WORK TO DO: Copy every line of the following data that includes the string "能够利用或借助网络或富媒体平台等现代信息技术提供药学服务".

EXERCISE MATERIALS:
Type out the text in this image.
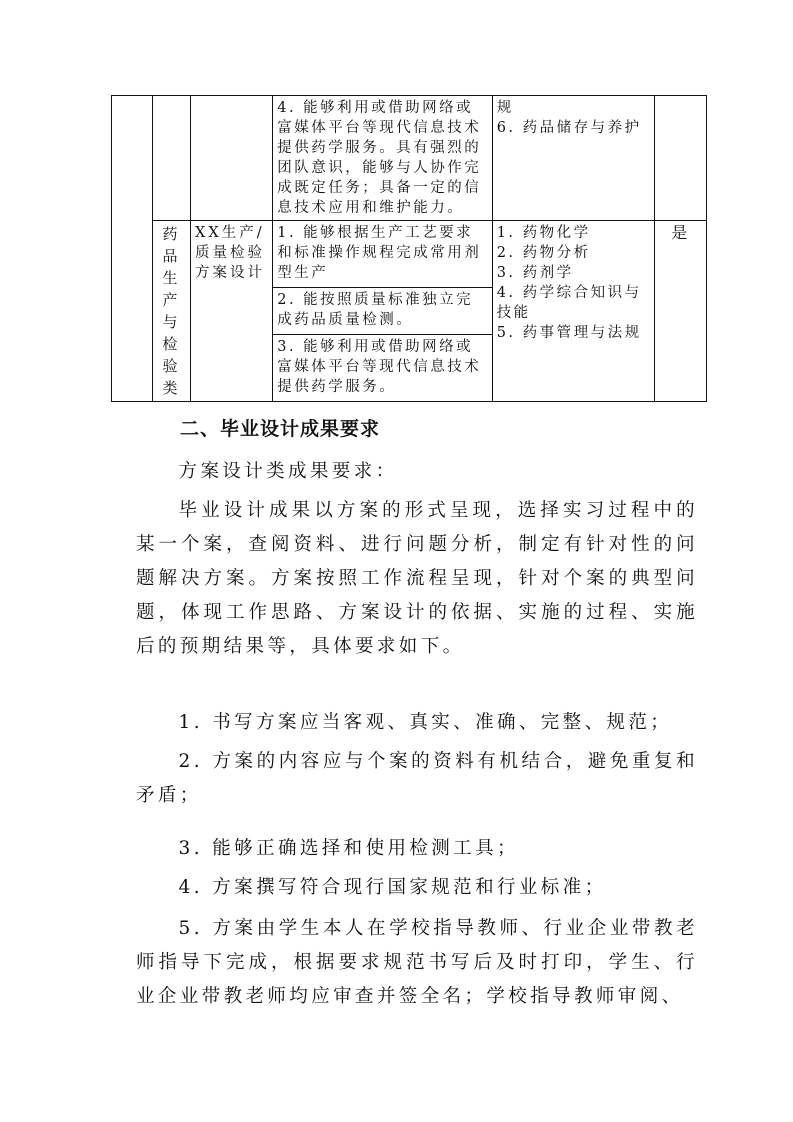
			4. 能够利用或借助网络或富媒体平台等现代信息技术提供药学服务。具有强烈的团队意识，能够与人协作完成既定任务；具备一定的信息技术应用和维护能力。	规
6. 药品储存与养护	

	药品生产与检验类	XX生产/质量检验方案设计	1. 能够根据生产工艺要求和标准操作规程完成常用剂型生产	1. 药物化学
2. 药物分析
3. 药剂学
4. 药学综合知识与技能
5. 药事管理与法规	是
			2. 能按照质量标准独立完成药品质量检测。		
			3. 能够利用或借助网络或富媒体平台等现代信息技术提供药学服务。		
二、毕业设计成果要求
方案设计类成果要求：
毕业设计成果以方案的形式呈现，选择实习过程中的某一个案，查阅资料、进行问题分析，制定有针对性的问题解决方案。方案按照工作流程呈现，针对个案的典型问题，体现工作思路、方案设计的依据、实施的过程、实施后的预期结果等，具体要求如下。
1. 书写方案应当客观、真实、准确、完整、规范；
2. 方案的内容应与个案的资料有机结合，避免重复和矛盾；
3. 能够正确选择和使用检测工具；
4. 方案撰写符合现行国家规范和行业标准；
5. 方案由学生本人在学校指导教师、行业企业带教老师指导下完成，根据要求规范书写后及时打印，学生、行业企业带教老师均应审查并签全名；学校指导教师审阅、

TASK SOLUTION:
			4. 能够利用或借助网络或富媒体平台等现代信息技术提供药学服务。具有强烈的团队意识，能够与人协作完成既定任务；具备一定的信息技术应用和维护能力。	规
			3. 能够利用或借助网络或富媒体平台等现代信息技术提供药学服务。		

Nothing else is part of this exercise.